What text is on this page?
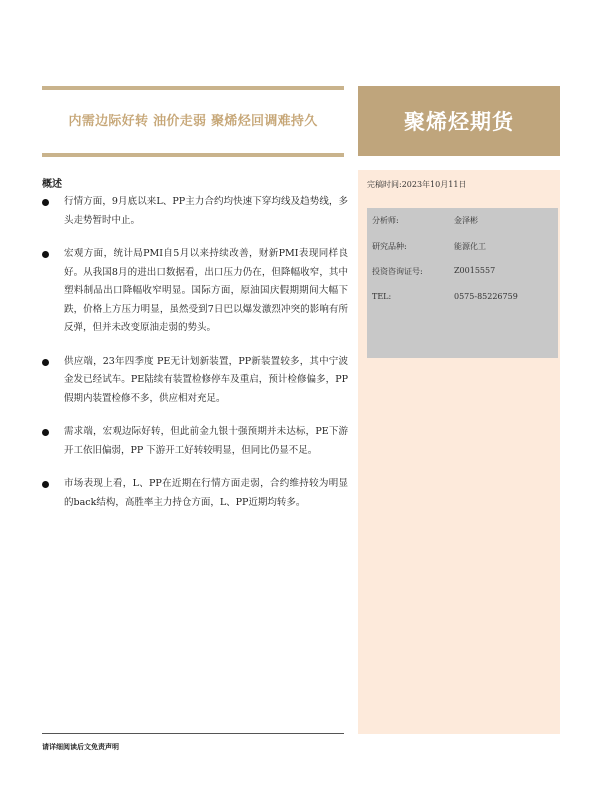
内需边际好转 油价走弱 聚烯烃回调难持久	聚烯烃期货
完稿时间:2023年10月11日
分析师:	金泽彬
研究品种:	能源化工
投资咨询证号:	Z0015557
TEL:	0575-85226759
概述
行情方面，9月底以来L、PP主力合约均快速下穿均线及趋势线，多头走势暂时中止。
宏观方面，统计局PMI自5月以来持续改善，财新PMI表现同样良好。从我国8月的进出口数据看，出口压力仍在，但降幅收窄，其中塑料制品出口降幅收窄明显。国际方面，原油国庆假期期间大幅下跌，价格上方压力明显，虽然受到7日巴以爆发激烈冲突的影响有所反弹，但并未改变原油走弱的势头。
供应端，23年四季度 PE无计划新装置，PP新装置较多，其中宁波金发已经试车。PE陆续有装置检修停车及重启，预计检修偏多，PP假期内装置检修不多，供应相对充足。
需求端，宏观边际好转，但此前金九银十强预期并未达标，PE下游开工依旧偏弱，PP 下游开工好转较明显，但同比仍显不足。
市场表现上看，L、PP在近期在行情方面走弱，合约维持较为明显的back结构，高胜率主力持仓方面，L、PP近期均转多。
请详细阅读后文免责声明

★ ★ ★

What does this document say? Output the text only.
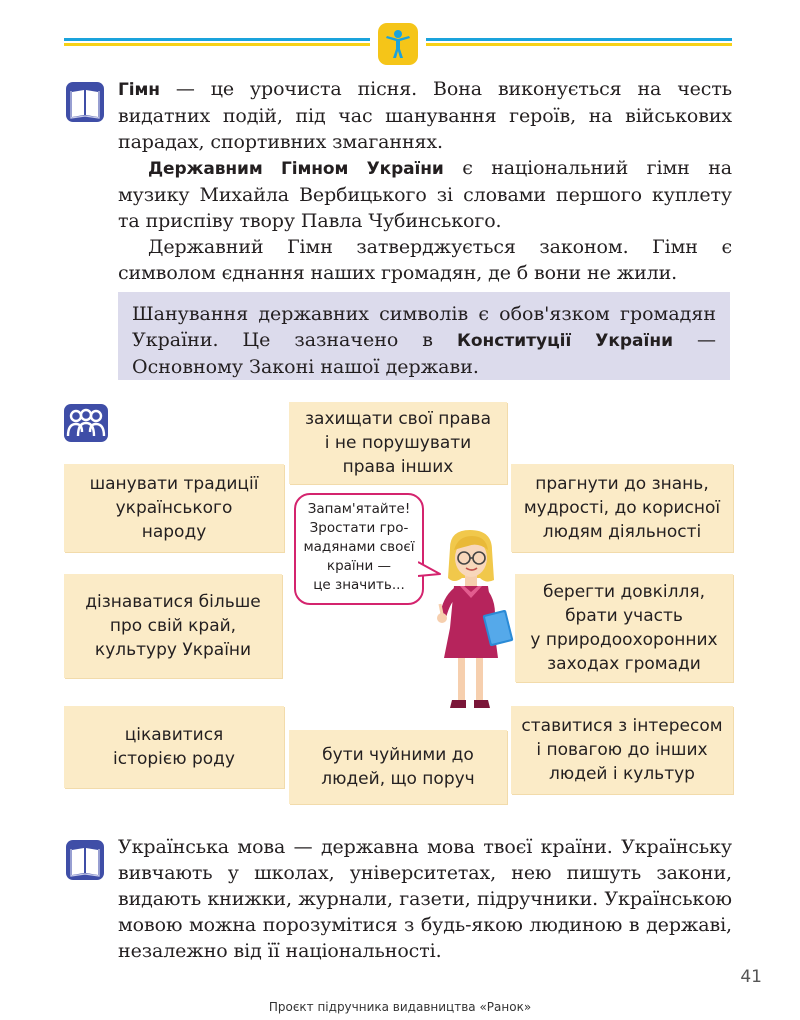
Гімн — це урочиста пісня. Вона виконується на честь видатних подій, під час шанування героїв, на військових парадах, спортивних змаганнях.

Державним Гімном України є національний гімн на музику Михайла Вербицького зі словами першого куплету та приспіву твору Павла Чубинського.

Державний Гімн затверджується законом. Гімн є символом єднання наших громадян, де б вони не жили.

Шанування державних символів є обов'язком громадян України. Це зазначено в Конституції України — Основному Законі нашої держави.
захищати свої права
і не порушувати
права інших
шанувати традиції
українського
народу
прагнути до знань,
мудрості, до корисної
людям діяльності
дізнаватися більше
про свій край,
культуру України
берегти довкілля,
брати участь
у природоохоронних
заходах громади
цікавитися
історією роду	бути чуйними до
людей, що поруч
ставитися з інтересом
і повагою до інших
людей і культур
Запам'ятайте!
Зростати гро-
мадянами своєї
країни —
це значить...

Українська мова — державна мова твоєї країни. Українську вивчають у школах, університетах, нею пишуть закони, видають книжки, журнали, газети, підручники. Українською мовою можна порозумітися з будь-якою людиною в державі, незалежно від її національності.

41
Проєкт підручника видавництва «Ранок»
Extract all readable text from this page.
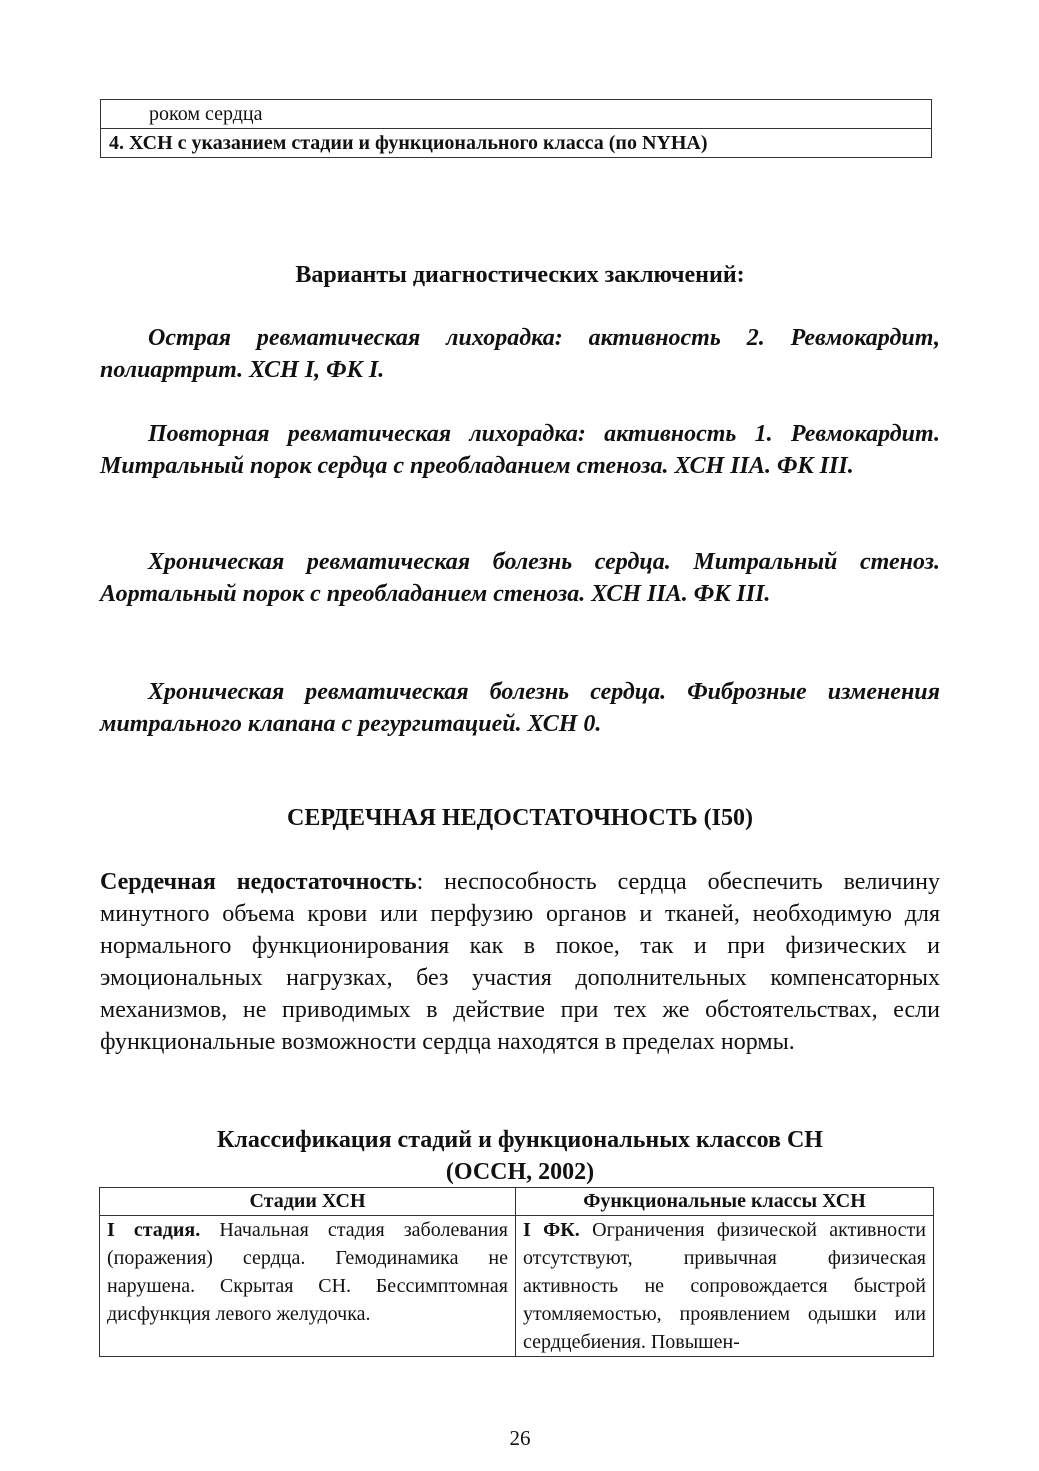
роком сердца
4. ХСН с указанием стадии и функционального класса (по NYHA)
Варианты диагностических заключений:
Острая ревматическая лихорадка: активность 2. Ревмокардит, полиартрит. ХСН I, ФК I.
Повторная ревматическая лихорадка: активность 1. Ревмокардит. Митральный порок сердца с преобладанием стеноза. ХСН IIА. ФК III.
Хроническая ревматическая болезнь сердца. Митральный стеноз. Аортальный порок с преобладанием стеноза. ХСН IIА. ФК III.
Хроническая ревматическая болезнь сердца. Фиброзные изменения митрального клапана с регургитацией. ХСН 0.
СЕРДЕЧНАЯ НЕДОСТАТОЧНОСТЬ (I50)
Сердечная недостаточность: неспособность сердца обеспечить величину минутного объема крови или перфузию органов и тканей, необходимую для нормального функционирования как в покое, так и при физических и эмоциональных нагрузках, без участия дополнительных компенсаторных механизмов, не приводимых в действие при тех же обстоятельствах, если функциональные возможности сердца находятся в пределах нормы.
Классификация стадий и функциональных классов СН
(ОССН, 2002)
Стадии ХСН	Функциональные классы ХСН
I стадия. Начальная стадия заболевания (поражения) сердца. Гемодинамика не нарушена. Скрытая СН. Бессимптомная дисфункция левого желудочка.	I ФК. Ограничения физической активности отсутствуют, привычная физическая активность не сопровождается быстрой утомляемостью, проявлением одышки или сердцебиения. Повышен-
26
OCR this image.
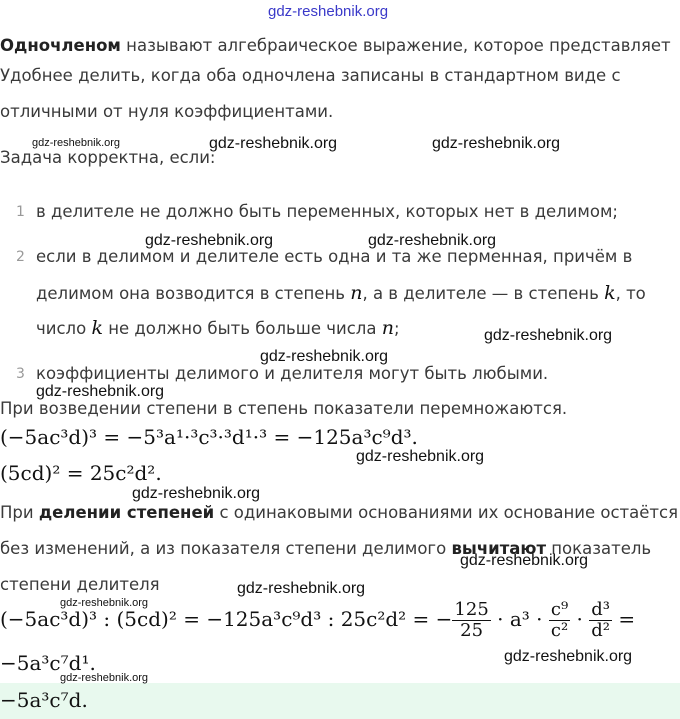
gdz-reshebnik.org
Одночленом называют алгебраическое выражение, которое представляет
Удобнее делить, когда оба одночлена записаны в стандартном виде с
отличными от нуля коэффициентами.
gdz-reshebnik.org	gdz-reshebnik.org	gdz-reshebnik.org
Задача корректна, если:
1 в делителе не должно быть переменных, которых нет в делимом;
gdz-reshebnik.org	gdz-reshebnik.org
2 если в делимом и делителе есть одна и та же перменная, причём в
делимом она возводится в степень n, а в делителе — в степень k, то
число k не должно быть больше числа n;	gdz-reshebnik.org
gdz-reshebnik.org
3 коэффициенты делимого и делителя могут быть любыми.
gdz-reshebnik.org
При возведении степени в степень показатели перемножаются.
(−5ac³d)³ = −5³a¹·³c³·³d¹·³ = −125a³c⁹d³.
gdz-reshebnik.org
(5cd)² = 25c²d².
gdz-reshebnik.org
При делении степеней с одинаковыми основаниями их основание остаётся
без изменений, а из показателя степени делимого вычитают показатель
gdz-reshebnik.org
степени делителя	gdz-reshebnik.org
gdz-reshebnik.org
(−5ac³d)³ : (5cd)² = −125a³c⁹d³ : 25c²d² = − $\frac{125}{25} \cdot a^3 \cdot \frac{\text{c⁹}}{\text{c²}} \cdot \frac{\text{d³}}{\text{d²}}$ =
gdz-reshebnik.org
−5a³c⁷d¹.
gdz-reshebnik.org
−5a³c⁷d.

★ ★ ★

WRITTEN INSTRUCTION
Look through the entries above; copy every line holding the string "делимом".

FINAL RESULT
1 в делителе не должно быть переменных, которых нет в делимом;
2 если в делимом и делителе есть одна и та же перменная, причём в
делимом она возводится в степень n, а в делителе — в степень k, то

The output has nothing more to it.